=== REQUEST ===
In the lines below, how many hold the word "المشترك"? Answer only with the number.

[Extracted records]
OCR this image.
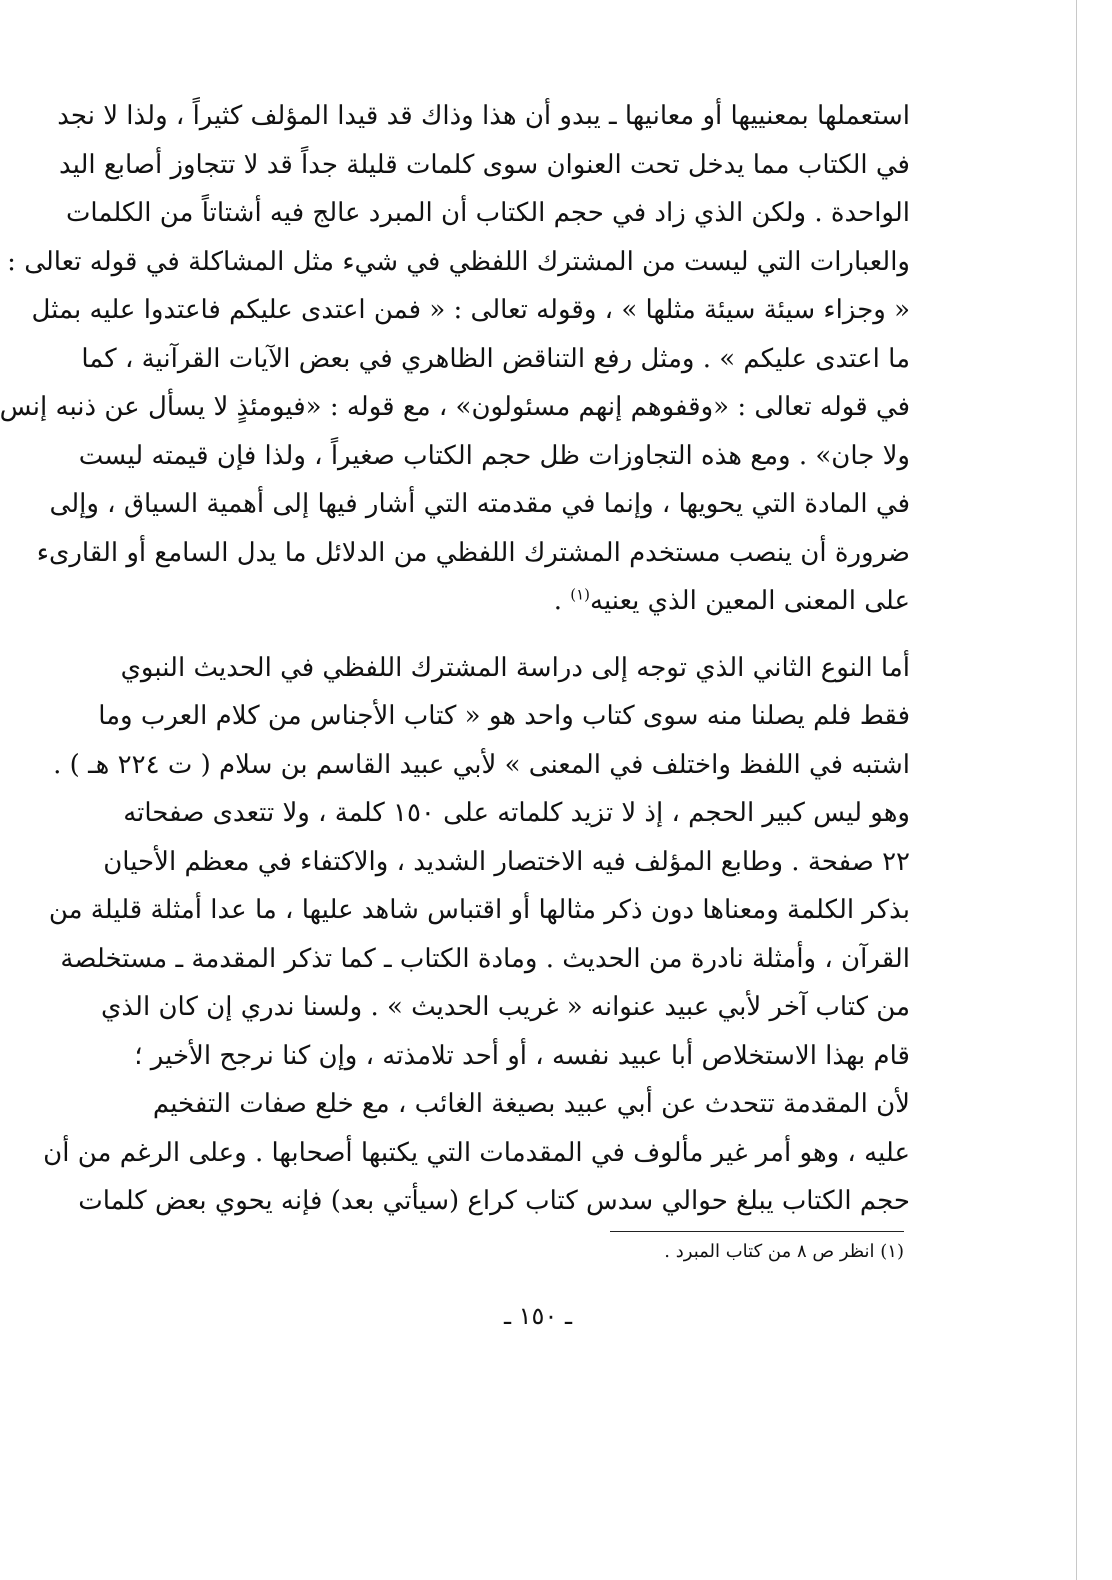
استعملها بمعنييها أو معانيها ـ يبدو أن هذا وذاك قد قيدا المؤلف كثيراً ، ولذا لا نجد
في الكتاب مما يدخل تحت العنوان سوى كلمات قليلة جداً قد لا تتجاوز أصابع اليد
الواحدة . ولكن الذي زاد في حجم الكتاب أن المبرد عالج فيه أشتاتاً من الكلمات
والعبارات التي ليست من المشترك اللفظي في شيء مثل المشاكلة في قوله تعالى :
« وجزاء سيئة سيئة مثلها » ، وقوله تعالى : « فمن اعتدى عليكم فاعتدوا عليه بمثل
ما اعتدى عليكم » . ومثل رفع التناقض الظاهري في بعض الآيات القرآنية ، كما
في قوله تعالى : «وقفوهم إنهم مسئولون» ، مع قوله : «فيومئذٍ لا يسأل عن ذنبه إنس
ولا جان» . ومع هذه التجاوزات ظل حجم الكتاب صغيراً ، ولذا فإن قيمته ليست
في المادة التي يحويها ، وإنما في مقدمته التي أشار فيها إلى أهمية السياق ، وإلى
ضرورة أن ينصب مستخدم المشترك اللفظي من الدلائل ما يدل السامع أو القارىء
على المعنى المعين الذي يعنيه$^{(١)}$ .
أما النوع الثاني الذي توجه إلى دراسة المشترك اللفظي في الحديث النبوي
فقط فلم يصلنا منه سوى كتاب واحد هو « كتاب الأجناس من كلام العرب وما
اشتبه في اللفظ واختلف في المعنى » لأبي عبيد القاسم بن سلام ( ت ٢٢٤ هـ ) .
وهو ليس كبير الحجم ، إذ لا تزيد كلماته على ١٥٠ كلمة ، ولا تتعدى صفحاته
٢٢ صفحة . وطابع المؤلف فيه الاختصار الشديد ، والاكتفاء في معظم الأحيان
بذكر الكلمة ومعناها دون ذكر مثالها أو اقتباس شاهد عليها ، ما عدا أمثلة قليلة من
القرآن ، وأمثلة نادرة من الحديث . ومادة الكتاب ـ كما تذكر المقدمة ـ مستخلصة
من كتاب آخر لأبي عبيد عنوانه « غريب الحديث » . ولسنا ندري إن كان الذي
قام بهذا الاستخلاص أبا عبيد نفسه ، أو أحد تلامذته ، وإن كنا نرجح الأخير ؛
لأن المقدمة تتحدث عن أبي عبيد بصيغة الغائب ، مع خلع صفات التفخيم
عليه ، وهو أمر غير مألوف في المقدمات التي يكتبها أصحابها . وعلى الرغم من أن
حجم الكتاب يبلغ حوالي سدس كتاب كراع (سيأتي بعد) فإنه يحوي بعض كلمات
(١) انظر ص ٨ من كتاب المبرد .
ـ ١٥٠ ـ
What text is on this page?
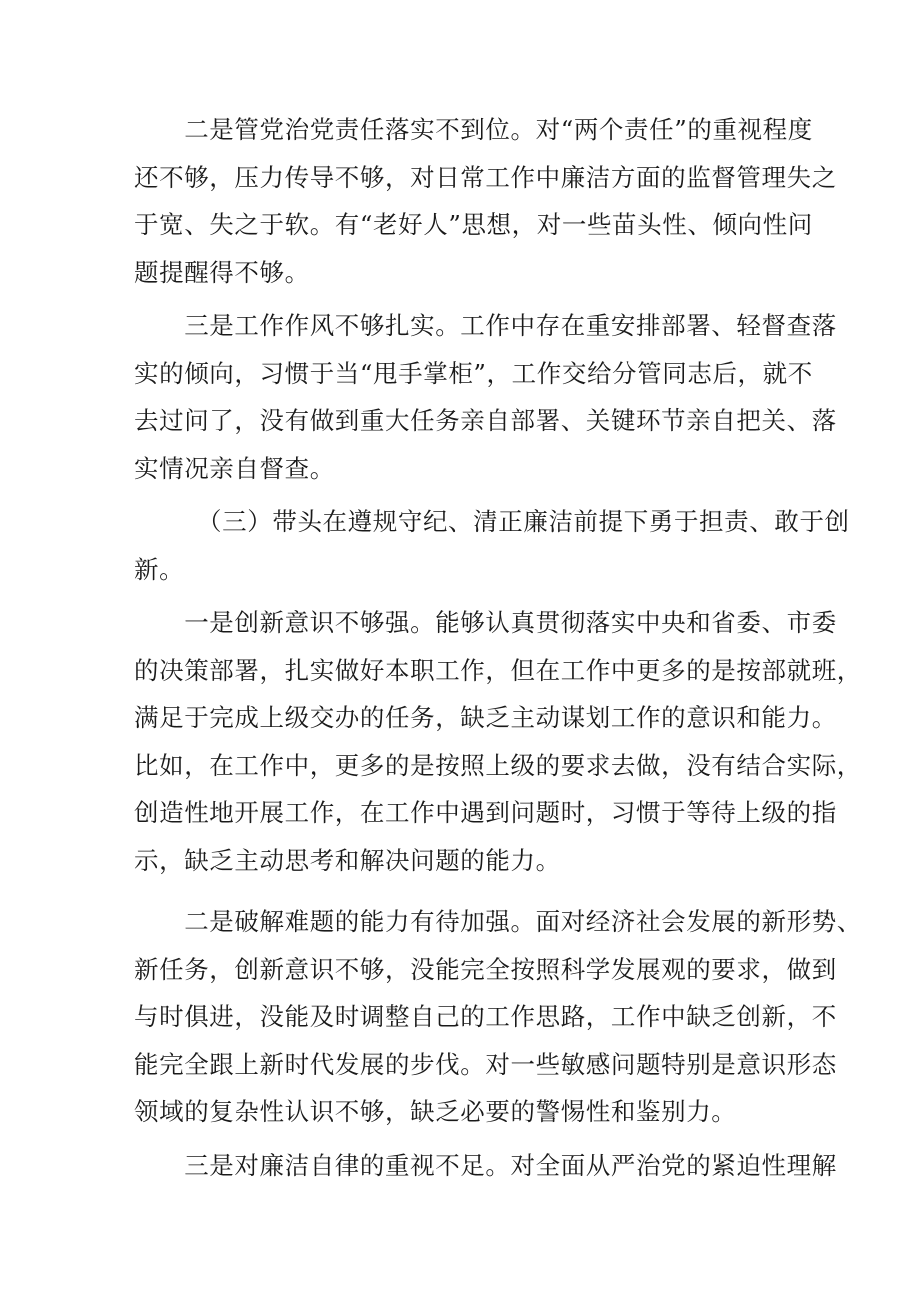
　　二是管党治党责任落实不到位。对“两个责任”的重视程度
还不够，压力传导不够，对日常工作中廉洁方面的监督管理失之
于宽、失之于软。有“老好人”思想，对一些苗头性、倾向性问
题提醒得不够。
　　三是工作作风不够扎实。工作中存在重安排部署、轻督查落
实的倾向，习惯于当“甩手掌柜”，工作交给分管同志后，就不
去过问了，没有做到重大任务亲自部署、关键环节亲自把关、落
实情况亲自督查。
　　　（三）带头在遵规守纪、清正廉洁前提下勇于担责、敢于创
新。
　　一是创新意识不够强。能够认真贯彻落实中央和省委、市委
的决策部署，扎实做好本职工作，但在工作中更多的是按部就班，
满足于完成上级交办的任务，缺乏主动谋划工作的意识和能力。
比如，在工作中，更多的是按照上级的要求去做，没有结合实际，
创造性地开展工作，在工作中遇到问题时，习惯于等待上级的指
示，缺乏主动思考和解决问题的能力。
　　二是破解难题的能力有待加强。面对经济社会发展的新形势、
新任务，创新意识不够，没能完全按照科学发展观的要求，做到
与时俱进，没能及时调整自己的工作思路，工作中缺乏创新，不
能完全跟上新时代发展的步伐。对一些敏感问题特别是意识形态
领域的复杂性认识不够，缺乏必要的警惕性和鉴别力。
　　三是对廉洁自律的重视不足。对全面从严治党的紧迫性理解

=== WRITTEN SOLUTION ===
3